-- Begin SUPPLIED PASSAGE --

I was flabbergasted by the accusations of racist chanting at Tottenham Hotspur last week.
Well, it’s just that I wasn’t initially convinced that the monkey noises were anything other than their own primitive attempts to communicate.
Just wait until Spurs become fully Mourinhoed into the institutionalised 1-0 – that’ll teach ‘em.
I mean, one of the stand-out ironies of the latest outburst of racist sentiment at our football grounds is that the instigators appeared evolutionarily closer to the subject of their chants than the objects of them.
My own VAR on the sub-brownshirtist knuckle-dragging highlights a wider angle on foul play, though.
Everybody is outraged. I mean, who’d have thought that there was such a thing as racism in our enlightened times? Do me a favour, chaps – or have you all been comatose since, well, forever?
Well it doesn’t really surprise me. Our steaming, nutty and fibrous turd-chain of racist squeeze-throughs seems to be met by disapproval only when it is exposed in its rawest and coarsest terms.
If they’re not chanting it, then all is rosy in the garden. As long as it’s out of sight, it’s out of mind. Sort of sums up our consensus on racism, doesn’t it? We’re more outraged at the hooligan element for chanting and bringing it out into the open, than we are about the content of the outpourings.

-- End SUPPLIED PASSAGE --
-- Begin STORED ROWS --

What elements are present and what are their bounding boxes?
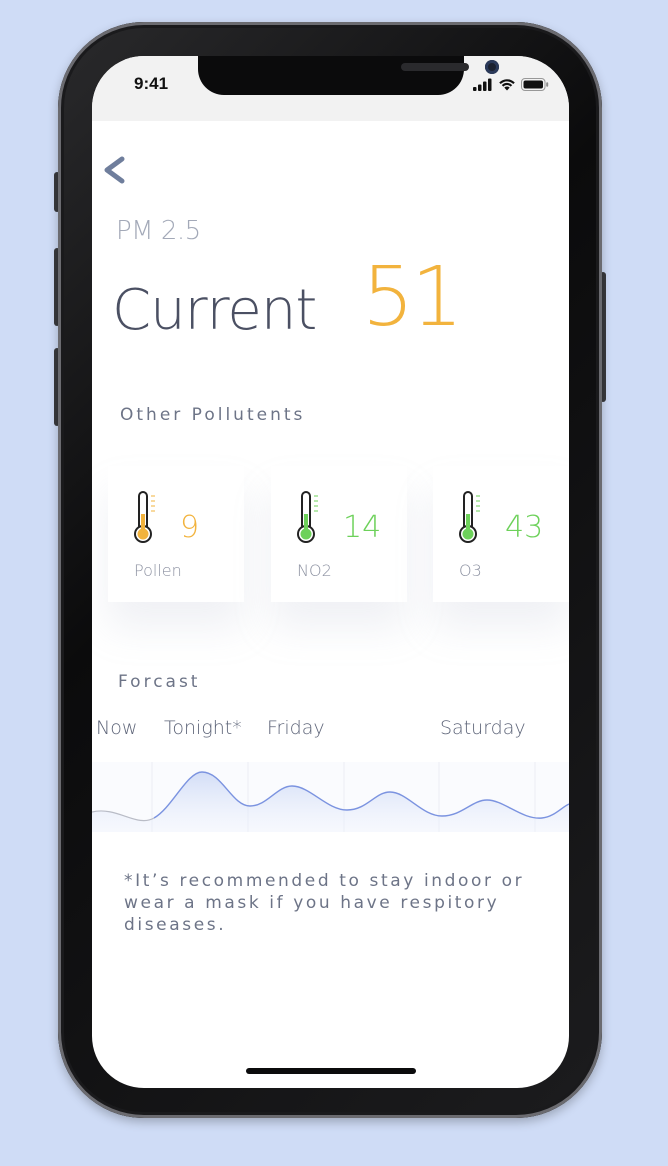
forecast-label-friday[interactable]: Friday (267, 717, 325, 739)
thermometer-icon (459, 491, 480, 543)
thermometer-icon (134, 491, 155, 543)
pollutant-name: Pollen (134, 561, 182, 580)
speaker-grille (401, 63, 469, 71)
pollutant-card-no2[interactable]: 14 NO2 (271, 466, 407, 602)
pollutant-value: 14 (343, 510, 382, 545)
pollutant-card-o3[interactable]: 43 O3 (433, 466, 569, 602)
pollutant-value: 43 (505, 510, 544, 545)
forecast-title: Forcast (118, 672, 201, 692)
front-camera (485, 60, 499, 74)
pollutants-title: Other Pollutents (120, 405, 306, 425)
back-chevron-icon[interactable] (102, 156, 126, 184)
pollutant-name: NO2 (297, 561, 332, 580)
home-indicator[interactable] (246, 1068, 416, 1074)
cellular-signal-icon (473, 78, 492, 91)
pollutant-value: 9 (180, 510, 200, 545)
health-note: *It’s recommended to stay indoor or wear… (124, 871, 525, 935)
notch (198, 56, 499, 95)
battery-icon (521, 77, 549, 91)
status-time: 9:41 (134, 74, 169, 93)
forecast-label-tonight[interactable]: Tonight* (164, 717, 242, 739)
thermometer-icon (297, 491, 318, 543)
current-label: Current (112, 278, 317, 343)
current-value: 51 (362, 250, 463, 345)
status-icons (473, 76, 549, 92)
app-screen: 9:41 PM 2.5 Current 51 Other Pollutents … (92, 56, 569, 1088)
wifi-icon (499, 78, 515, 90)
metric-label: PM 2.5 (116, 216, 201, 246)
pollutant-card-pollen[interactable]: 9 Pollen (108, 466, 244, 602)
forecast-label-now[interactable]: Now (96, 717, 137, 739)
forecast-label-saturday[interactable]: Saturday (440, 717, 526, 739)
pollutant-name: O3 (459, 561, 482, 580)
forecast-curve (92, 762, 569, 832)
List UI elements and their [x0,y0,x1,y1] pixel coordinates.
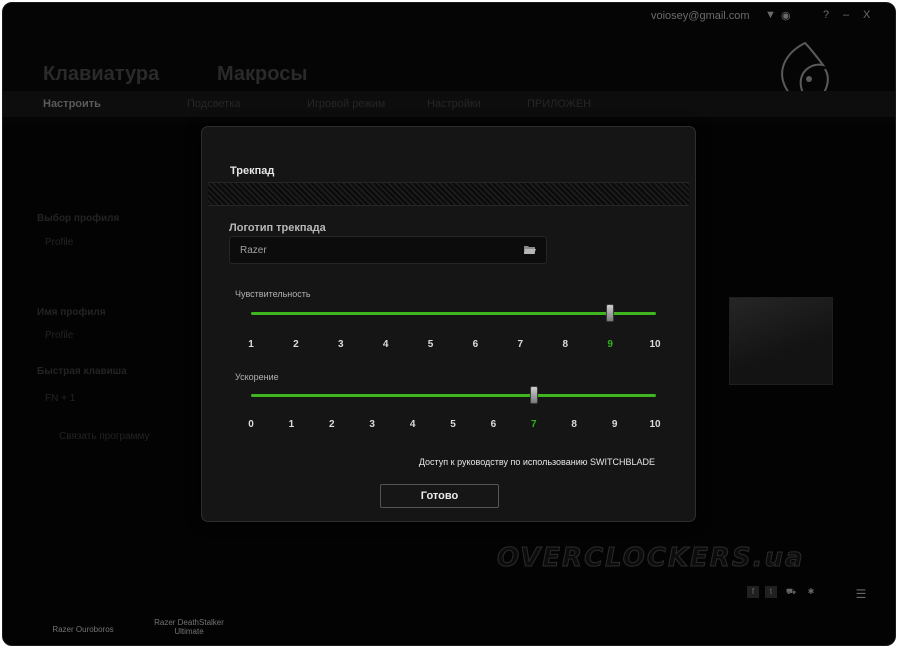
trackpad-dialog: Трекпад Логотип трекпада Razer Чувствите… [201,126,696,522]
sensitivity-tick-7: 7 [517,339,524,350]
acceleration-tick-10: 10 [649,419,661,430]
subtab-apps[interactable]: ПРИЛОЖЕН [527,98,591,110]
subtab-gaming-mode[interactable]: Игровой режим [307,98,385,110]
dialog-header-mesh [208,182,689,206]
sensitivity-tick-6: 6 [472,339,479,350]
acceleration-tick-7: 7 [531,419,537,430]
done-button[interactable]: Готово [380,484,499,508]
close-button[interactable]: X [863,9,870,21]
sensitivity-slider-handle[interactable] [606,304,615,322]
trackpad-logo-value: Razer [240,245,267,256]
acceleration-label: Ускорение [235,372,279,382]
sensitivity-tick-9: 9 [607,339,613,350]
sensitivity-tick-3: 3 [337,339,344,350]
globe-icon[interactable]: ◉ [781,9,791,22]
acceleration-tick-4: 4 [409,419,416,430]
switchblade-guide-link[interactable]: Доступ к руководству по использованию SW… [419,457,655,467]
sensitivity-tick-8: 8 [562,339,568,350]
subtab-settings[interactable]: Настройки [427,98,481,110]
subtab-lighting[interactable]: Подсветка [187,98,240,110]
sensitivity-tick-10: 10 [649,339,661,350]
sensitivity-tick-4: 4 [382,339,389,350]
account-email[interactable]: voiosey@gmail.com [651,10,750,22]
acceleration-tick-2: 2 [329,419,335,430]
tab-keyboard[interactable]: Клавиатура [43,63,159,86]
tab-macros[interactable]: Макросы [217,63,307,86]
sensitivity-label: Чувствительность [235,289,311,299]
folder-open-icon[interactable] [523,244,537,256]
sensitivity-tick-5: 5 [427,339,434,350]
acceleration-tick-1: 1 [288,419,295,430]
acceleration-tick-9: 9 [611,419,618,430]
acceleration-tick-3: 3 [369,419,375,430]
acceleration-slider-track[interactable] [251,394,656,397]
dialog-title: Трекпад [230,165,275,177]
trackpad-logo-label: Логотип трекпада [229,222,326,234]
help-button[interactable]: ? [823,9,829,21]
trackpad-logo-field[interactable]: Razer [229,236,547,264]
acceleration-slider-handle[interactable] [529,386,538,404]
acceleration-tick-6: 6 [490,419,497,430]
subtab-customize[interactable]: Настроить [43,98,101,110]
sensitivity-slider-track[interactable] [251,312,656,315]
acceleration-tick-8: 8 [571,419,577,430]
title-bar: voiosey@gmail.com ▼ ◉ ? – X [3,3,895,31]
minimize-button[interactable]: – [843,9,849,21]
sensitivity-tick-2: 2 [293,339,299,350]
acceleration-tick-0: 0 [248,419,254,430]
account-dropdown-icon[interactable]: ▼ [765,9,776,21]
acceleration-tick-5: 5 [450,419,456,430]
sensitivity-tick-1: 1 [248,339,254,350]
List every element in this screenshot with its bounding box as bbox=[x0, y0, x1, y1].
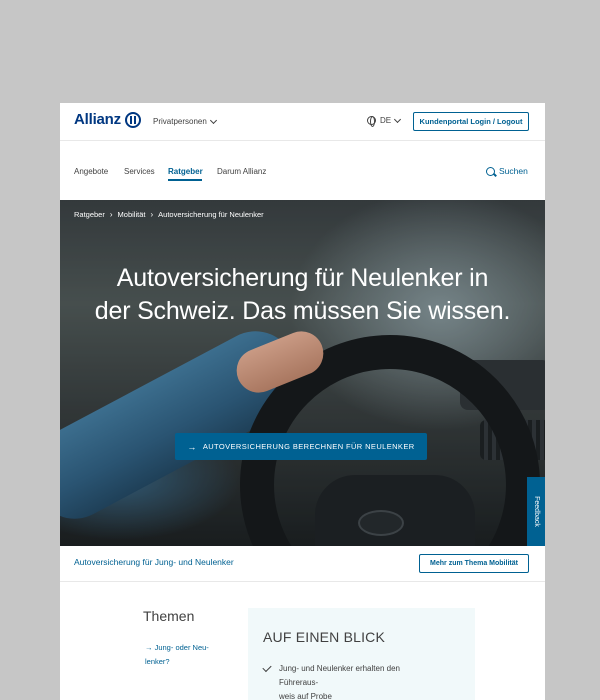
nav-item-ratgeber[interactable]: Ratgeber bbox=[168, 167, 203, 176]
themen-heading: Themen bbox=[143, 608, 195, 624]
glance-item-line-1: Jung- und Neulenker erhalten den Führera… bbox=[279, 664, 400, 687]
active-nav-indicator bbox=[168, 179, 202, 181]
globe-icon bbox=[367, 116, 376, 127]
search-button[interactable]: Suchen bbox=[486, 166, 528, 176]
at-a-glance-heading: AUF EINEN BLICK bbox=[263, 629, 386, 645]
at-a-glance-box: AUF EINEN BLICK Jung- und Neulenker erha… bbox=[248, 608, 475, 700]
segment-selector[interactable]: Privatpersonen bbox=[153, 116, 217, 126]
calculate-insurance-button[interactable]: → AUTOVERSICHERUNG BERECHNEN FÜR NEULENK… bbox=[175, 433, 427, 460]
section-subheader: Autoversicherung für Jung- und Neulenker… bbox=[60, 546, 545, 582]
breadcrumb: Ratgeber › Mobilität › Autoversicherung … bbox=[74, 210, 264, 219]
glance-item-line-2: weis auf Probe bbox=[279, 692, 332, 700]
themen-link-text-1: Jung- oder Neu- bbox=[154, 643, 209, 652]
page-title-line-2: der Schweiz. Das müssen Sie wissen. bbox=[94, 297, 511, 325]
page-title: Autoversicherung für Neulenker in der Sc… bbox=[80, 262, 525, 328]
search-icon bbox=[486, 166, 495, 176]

-- End STORED ROWS --

# YOUR INSTRUCTIONS:
Write out the full column on racist chanting at football grounds, word for word. The entries have nothing to do with this.

# THE REPLY:
I was flabbergasted by the accusations of racist chanting at Tottenham Hotspur last week.
Well, it’s just that I wasn’t initially convinced that the monkey noises were anything other than their own primitive attempts to communicate.
Just wait until Spurs become fully Mourinhoed into the institutionalised 1-0 – that’ll teach ‘em.
I mean, one of the stand-out ironies of the latest outburst of racist sentiment at our football grounds is that the instigators appeared evolutionarily closer to the subject of their chants than the objects of them.
My own VAR on the sub-brownshirtist knuckle-dragging highlights a wider angle on foul play, though.
Everybody is outraged. I mean, who’d have thought that there was such a thing as racism in our enlightened times? Do me a favour, chaps – or have you all been comatose since, well, forever?
Well it doesn’t really surprise me. Our steaming, nutty and fibrous turd-chain of racist squeeze-throughs seems to be met by disapproval only when it is exposed in its rawest and coarsest terms.
If they’re not chanting it, then all is rosy in the garden. As long as it’s out of sight, it’s out of mind. Sort of sums up our consensus on racism, doesn’t it? We’re more outraged at the hooligan element for chanting and bringing it out into the open, than we are about the content of the outpourings.